RECORDS TO USE:
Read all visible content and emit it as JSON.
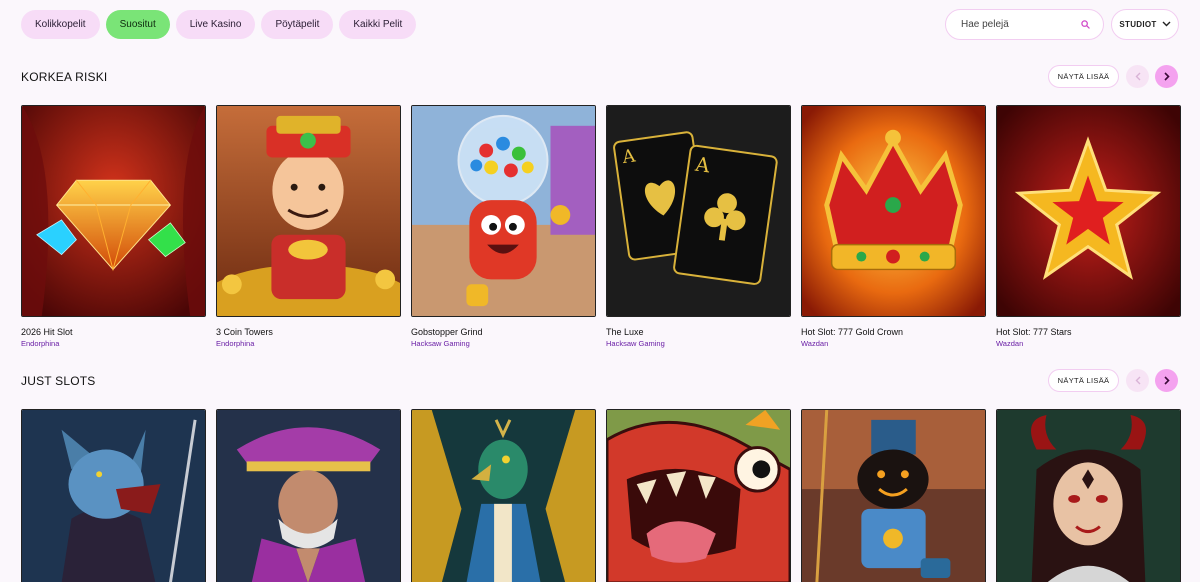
{
  "filters": {
    "tabs": [
      {
        "label": "Kolikkopelit"
      },
      {
        "label": "Suositut"
      },
      {
        "label": "Live Kasino"
      },
      {
        "label": "Pöytäpelit"
      },
      {
        "label": "Kaikki Pelit"
      }
    ],
    "active": "Suositut",
    "search_placeholder": "Hae pelejä",
    "studios_label": "STUDIOT"
  },
  "sections": [
    {
      "title": "KORKEA RISKI",
      "more_label": "NÄYTÄ LISÄÄ",
      "games": [
        {
          "title": "2026 Hit Slot",
          "studio": "Endorphina",
          "art": "diamond"
        },
        {
          "title": "3 Coin Towers",
          "studio": "Endorphina",
          "art": "god"
        },
        {
          "title": "Gobstopper Grind",
          "studio": "Hacksaw Gaming",
          "art": "gumball"
        },
        {
          "title": "The Luxe",
          "studio": "Hacksaw Gaming",
          "art": "aces"
        },
        {
          "title": "Hot Slot: 777 Gold Crown",
          "studio": "Wazdan",
          "art": "crown"
        },
        {
          "title": "Hot Slot: 777 Stars",
          "studio": "Wazdan",
          "art": "star"
        }
      ]
    },
    {
      "title": "JUST SLOTS",
      "more_label": "NÄYTÄ LISÄÄ",
      "games": [
        {
          "art": "wolf"
        },
        {
          "art": "pirate"
        },
        {
          "art": "peacock"
        },
        {
          "art": "monster"
        },
        {
          "art": "robot"
        },
        {
          "art": "demon"
        }
      ]
    }
  ],
  "colors": {
    "chip": "#f7dcf7",
    "chip_active": "#7ae477",
    "studio_text": "#6a1fa6",
    "nav_next": "#f4a2ef"
  }
}
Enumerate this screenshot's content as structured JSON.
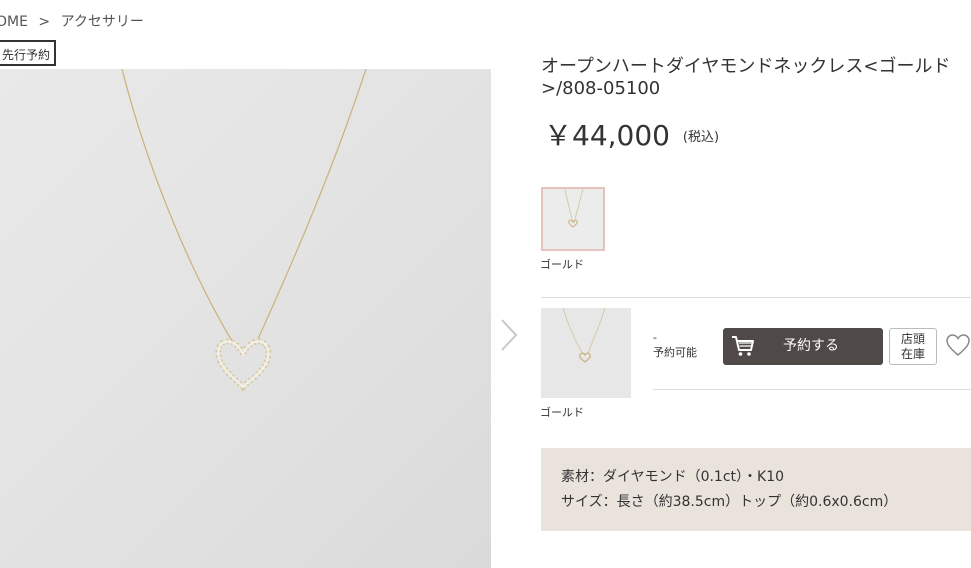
{
  "breadcrumb": {
    "home": "OME",
    "sep": ">",
    "current": "アクセサリー"
  },
  "badge": "先行予約",
  "product": {
    "title": "オープンハートダイヤモンドネックレス<ゴールド>/808-05100",
    "price": "￥44,000",
    "tax_label": "(税込)"
  },
  "colors": {
    "selected": "ゴールド"
  },
  "variant": {
    "color_label": "ゴールド",
    "stock_dash": "-",
    "stock_status": "予約可能",
    "reserve_label": "予約する",
    "store_stock_line1": "店頭",
    "store_stock_line2": "在庫"
  },
  "specs": {
    "material": "素材：ダイヤモンド（0.1ct）・K10",
    "size": "サイズ：長さ（約38.5cm）トップ（約0.6x0.6cm）"
  },
  "icons": [
    "chevron-right-icon",
    "cart-icon",
    "heart-icon"
  ],
  "theme": {
    "button_bg": "#4f4947",
    "spec_bg": "#e9e3dc",
    "swatch_border": "#e4c3bc"
  }
}
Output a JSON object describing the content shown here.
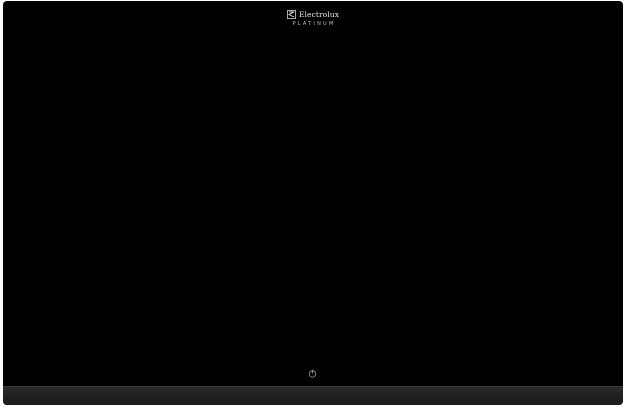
{
  "appliance": {
    "brand_name": "Electrolux",
    "sub_brand": "PLATINUM",
    "logo_icon": "electrolux-logo-icon",
    "power_icon": "power-icon"
  },
  "colors": {
    "glass": "#000000",
    "trim": "#222222",
    "text": "#e8e8e8"
  }
}
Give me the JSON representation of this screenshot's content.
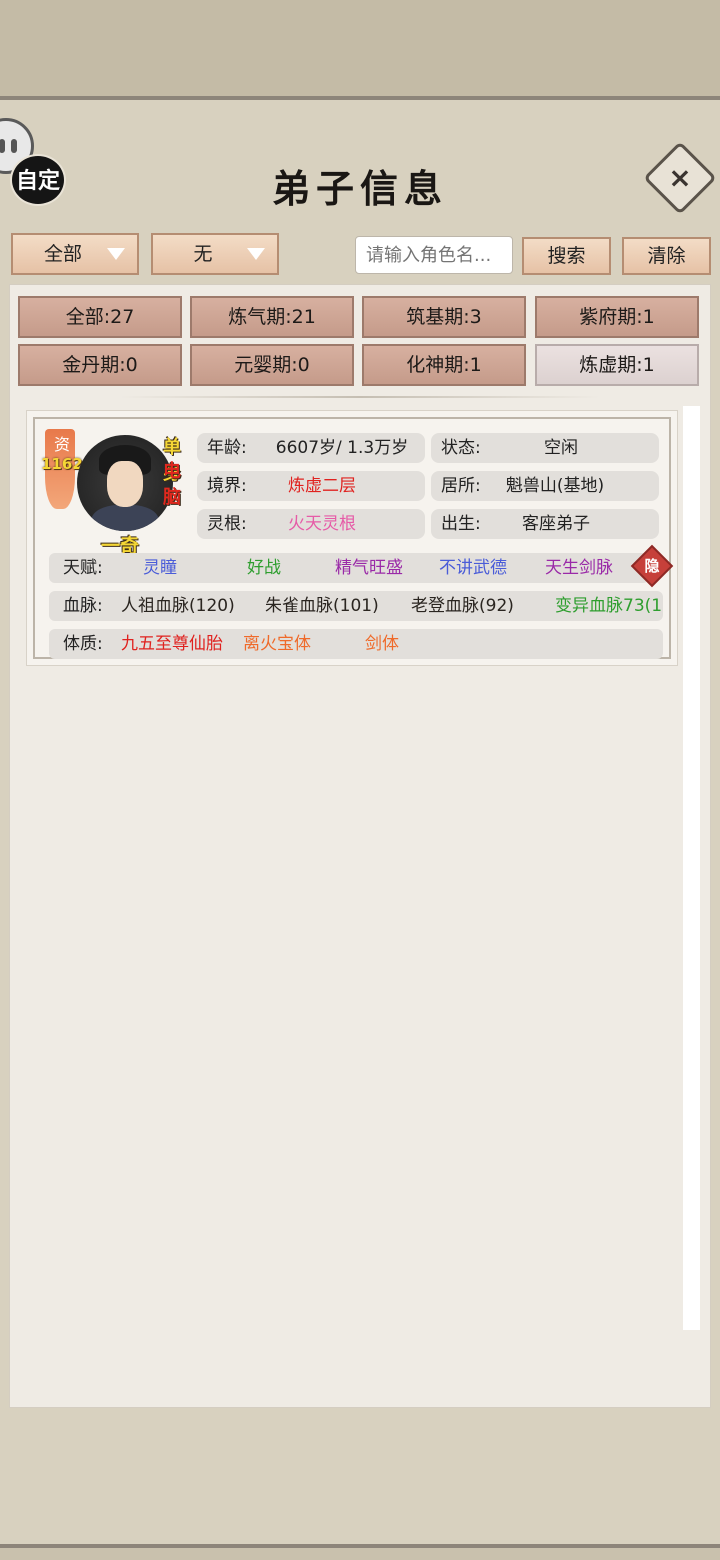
{
  "header": {
    "title": "弟子信息",
    "custom_button_label": "自定",
    "close_icon": "×"
  },
  "filters": {
    "category_dropdown": "全部",
    "sub_dropdown": "无",
    "search_placeholder": "请输入角色名...",
    "search_button": "搜索",
    "clear_button": "清除"
  },
  "realm_tabs": [
    {
      "label": "全部:27"
    },
    {
      "label": "炼气期:21"
    },
    {
      "label": "筑基期:3"
    },
    {
      "label": "紫府期:1"
    },
    {
      "label": "金丹期:0"
    },
    {
      "label": "元婴期:0"
    },
    {
      "label": "化神期:1"
    },
    {
      "label": "炼虚期:1"
    }
  ],
  "disciple": {
    "aptitude_label": "资",
    "aptitude_value": "1162",
    "tag_single": "单身",
    "tag_pc": "电脑",
    "name": "一奇",
    "age_key": "年龄:",
    "age_value": "6607岁/ 1.3万岁",
    "status_key": "状态:",
    "status_value": "空闲",
    "realm_key": "境界:",
    "realm_value": "炼虚二层",
    "residence_key": "居所:",
    "residence_value": "魁兽山(基地)",
    "root_key": "灵根:",
    "root_value": "火天灵根",
    "origin_key": "出生:",
    "origin_value": "客座弟子",
    "talent_key": "天赋:",
    "talents": [
      "灵瞳",
      "好战",
      "精气旺盛",
      "不讲武德",
      "天生剑脉"
    ],
    "hidden_badge": "隐",
    "bloodline_key": "血脉:",
    "bloodlines": [
      "人祖血脉(120)",
      "朱雀血脉(101)",
      "老登血脉(92)",
      "变异血脉73(1"
    ],
    "physique_key": "体质:",
    "physiques": [
      "九五至尊仙胎",
      "离火宝体",
      "剑体"
    ]
  },
  "colors": {
    "realm_value": "#e0221f",
    "root_value": "#e65ba7",
    "talent_blue": "#4a5cd8",
    "talent_green": "#2f9e2f",
    "talent_purple": "#9a2aa8",
    "bloodline_green": "#2f9e2f",
    "physique_red": "#e0221f",
    "physique_orange": "#ef6a2a"
  }
}
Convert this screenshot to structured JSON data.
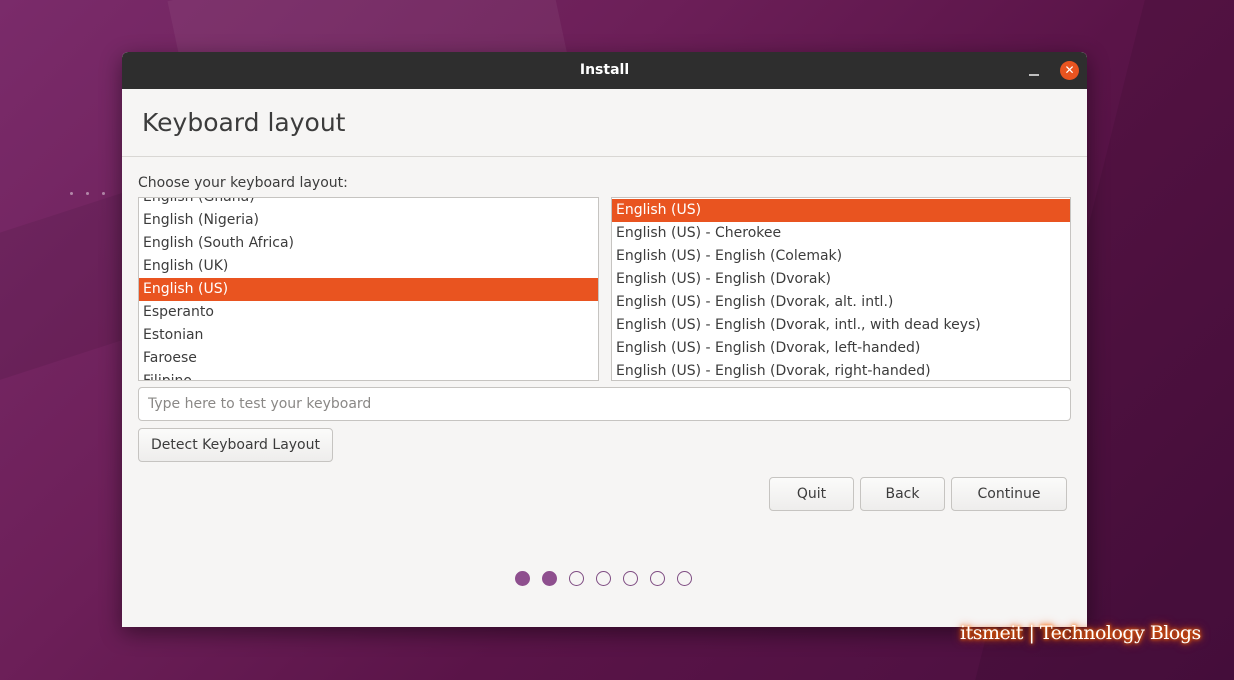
{
  "window": {
    "title": "Install"
  },
  "page": {
    "heading": "Keyboard layout",
    "choose_label": "Choose your keyboard layout:"
  },
  "layouts": {
    "items": [
      {
        "label": "English (Ghana)",
        "selected": false
      },
      {
        "label": "English (Nigeria)",
        "selected": false
      },
      {
        "label": "English (South Africa)",
        "selected": false
      },
      {
        "label": "English (UK)",
        "selected": false
      },
      {
        "label": "English (US)",
        "selected": true
      },
      {
        "label": "Esperanto",
        "selected": false
      },
      {
        "label": "Estonian",
        "selected": false
      },
      {
        "label": "Faroese",
        "selected": false
      },
      {
        "label": "Filipino",
        "selected": false
      }
    ]
  },
  "variants": {
    "items": [
      {
        "label": "English (US)",
        "selected": true
      },
      {
        "label": "English (US) - Cherokee",
        "selected": false
      },
      {
        "label": "English (US) - English (Colemak)",
        "selected": false
      },
      {
        "label": "English (US) - English (Dvorak)",
        "selected": false
      },
      {
        "label": "English (US) - English (Dvorak, alt. intl.)",
        "selected": false
      },
      {
        "label": "English (US) - English (Dvorak, intl., with dead keys)",
        "selected": false
      },
      {
        "label": "English (US) - English (Dvorak, left-handed)",
        "selected": false
      },
      {
        "label": "English (US) - English (Dvorak, right-handed)",
        "selected": false
      }
    ]
  },
  "test_input": {
    "value": "",
    "placeholder": "Type here to test your keyboard"
  },
  "buttons": {
    "detect": "Detect Keyboard Layout",
    "quit": "Quit",
    "back": "Back",
    "continue": "Continue"
  },
  "progress": {
    "total_steps": 7,
    "completed_steps": 2
  },
  "icons": {
    "minimize": "minimize-icon",
    "close": "close-icon"
  },
  "colors": {
    "accent": "#e95420",
    "progress": "#8e4f8e",
    "titlebar": "#2e2e2e"
  },
  "watermark": {
    "text": "itsmeit | Technology Blogs"
  }
}
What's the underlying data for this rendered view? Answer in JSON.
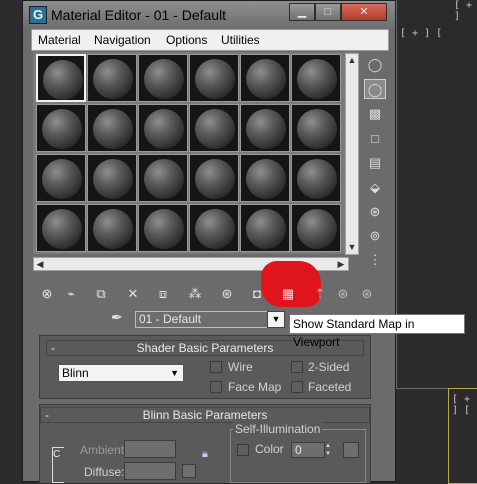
{
  "window": {
    "title": "Material Editor - 01 - Default",
    "app_icon_glyph": "G",
    "controls": [
      "minimize-icon",
      "maximize-icon",
      "close-icon"
    ]
  },
  "menu": [
    "Material",
    "Navigation",
    "Options",
    "Utilities"
  ],
  "sample_slots": {
    "rows": 4,
    "cols": 6,
    "active_index": 0
  },
  "sidebar_tools": [
    "sample-type-icon",
    "backlight-icon",
    "background-icon",
    "sample-uv-tiling-icon",
    "video-color-check-icon",
    "make-preview-icon",
    "options-icon",
    "select-by-material-icon",
    "material-map-navigator-icon"
  ],
  "toolbar": [
    "get-material-icon",
    "put-to-scene-icon",
    "assign-to-selection-icon",
    "reset-map-icon",
    "make-unique-icon",
    "put-to-library-icon",
    "material-effects-channel-icon",
    "show-shaded-material-icon",
    "show-standard-map-icon",
    "show-end-result-icon",
    "go-to-parent-icon",
    "go-forward-to-sibling-icon"
  ],
  "material_name": "01 - Default",
  "tooltip": "Show Standard Map in Viewport",
  "shader_basic": {
    "header": "Shader Basic Parameters",
    "collapse_symbol": "-",
    "shader": "Blinn",
    "checkboxes": [
      "Wire",
      "2-Sided",
      "Face Map",
      "Faceted"
    ]
  },
  "blinn_basic": {
    "header": "Blinn Basic Parameters",
    "collapse_symbol": "-",
    "ambient_label": "Ambient:",
    "diffuse_label": "Diffuse:",
    "lock_glyph": "C",
    "self_illum_group": "Self-Illumination",
    "color_label": "Color",
    "self_illum_value": "0"
  },
  "viewport_labels": [
    "[ + ]",
    "[ + ] [",
    "[ + ] ["
  ]
}
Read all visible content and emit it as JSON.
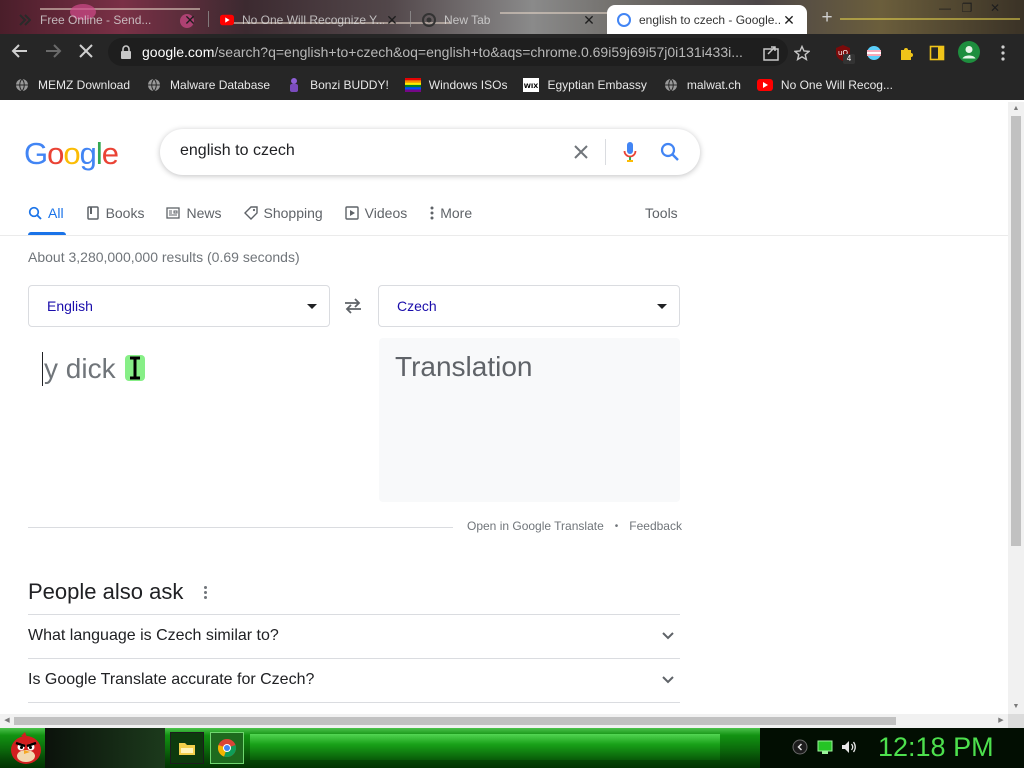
{
  "browser": {
    "tabs": [
      {
        "title": "Free Online - Send..."
      },
      {
        "title": "No One Will Recognize Y..."
      },
      {
        "title": "New Tab"
      },
      {
        "title": "english to czech - Google..."
      }
    ],
    "url_host": "google.com",
    "url_rest": "/search?q=english+to+czech&oq=english+to&aqs=chrome.0.69i59j69i57j0i131i433i...",
    "extension_badge": "4"
  },
  "bookmarks": [
    {
      "label": "MEMZ Download"
    },
    {
      "label": "Malware Database"
    },
    {
      "label": "Bonzi BUDDY!"
    },
    {
      "label": "Windows ISOs"
    },
    {
      "label": "Egyptian Embassy"
    },
    {
      "label": "malwat.ch"
    },
    {
      "label": "No One Will Recog..."
    }
  ],
  "search": {
    "logo": "Google",
    "query": "english to czech",
    "tabs": [
      "All",
      "Books",
      "News",
      "Shopping",
      "Videos",
      "More"
    ],
    "tools": "Tools",
    "stats": "About 3,280,000,000 results (0.69 seconds)"
  },
  "translate": {
    "source_lang": "English",
    "target_lang": "Czech",
    "source_text": "y dick",
    "target_text": "Translation",
    "open_link": "Open in Google Translate",
    "separator": "•",
    "feedback": "Feedback"
  },
  "paa": {
    "title": "People also ask",
    "questions": [
      "What language is Czech similar to?",
      "Is Google Translate accurate for Czech?"
    ]
  },
  "taskbar": {
    "clock": "12:18 PM"
  },
  "colors": {
    "google_blue": "#4285f4",
    "google_red": "#ea4335",
    "google_yellow": "#fbbc05",
    "google_green": "#34a853",
    "accent": "#1a73e8",
    "clock": "#4de04d"
  }
}
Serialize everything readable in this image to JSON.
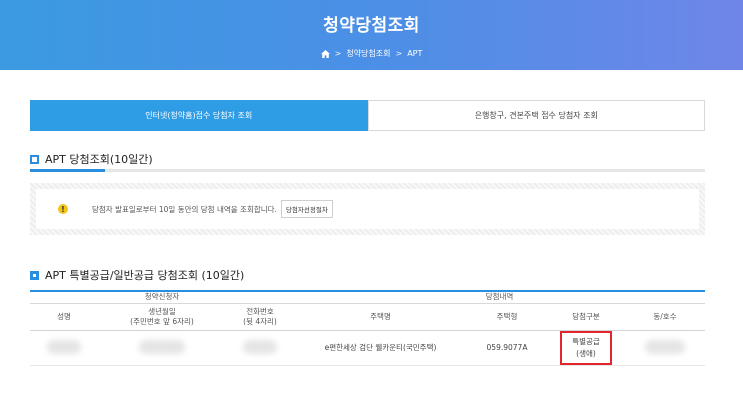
{
  "banner": {
    "title": "청약당첨조회",
    "breadcrumb": [
      "청약당첨조회",
      "APT"
    ],
    "sep": ">"
  },
  "tabs": [
    {
      "label": "인터넷(청약홈)접수 당첨자 조회",
      "active": true
    },
    {
      "label": "은행창구, 견본주택 접수 당첨자 조회",
      "active": false
    }
  ],
  "section1": {
    "title": "APT 당첨조회(10일간)",
    "notice_text": "당첨자 발표일로부터 10일 동안의 당첨 내역을 조회합니다.",
    "notice_button": "당첨자선정절차"
  },
  "section2": {
    "title": "APT 특별공급/일반공급 당첨조회 (10일간)",
    "group_headers": [
      "청약신청자",
      "당첨내역"
    ],
    "columns": [
      {
        "line1": "성명",
        "line2": ""
      },
      {
        "line1": "생년월일",
        "line2": "(주민번호 앞 6자리)"
      },
      {
        "line1": "전화번호",
        "line2": "(뒷 4자리)"
      },
      {
        "line1": "주택명",
        "line2": ""
      },
      {
        "line1": "주택형",
        "line2": ""
      },
      {
        "line1": "당첨구분",
        "line2": ""
      },
      {
        "line1": "동/호수",
        "line2": ""
      }
    ],
    "row": {
      "house_name": "e편한세상 검단 웰카운티(국민주택)",
      "house_type": "059.9077A",
      "win_type_line1": "특별공급",
      "win_type_line2": "(생애)"
    }
  },
  "colors": {
    "accent": "#2a8ee0",
    "tab_active": "#2f9de6",
    "highlight": "#e3262b",
    "warning": "#f3c318"
  }
}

OBJECTIVE: Find every line that has "JSON" in it, then return those lines.

ANSWER:
Read all visible content and emit it as JSON.
Enumerate this screenshot's content as structured JSON.
Output a JSON object describing the content shown here.
Give me the JSON representation of this screenshot's content.
Convert this screenshot to structured JSON data.
What's the underlying data for this rendered view? Answer in JSON.
Read all visible content and emit it as JSON.
Serialize everything readable in this image to JSON.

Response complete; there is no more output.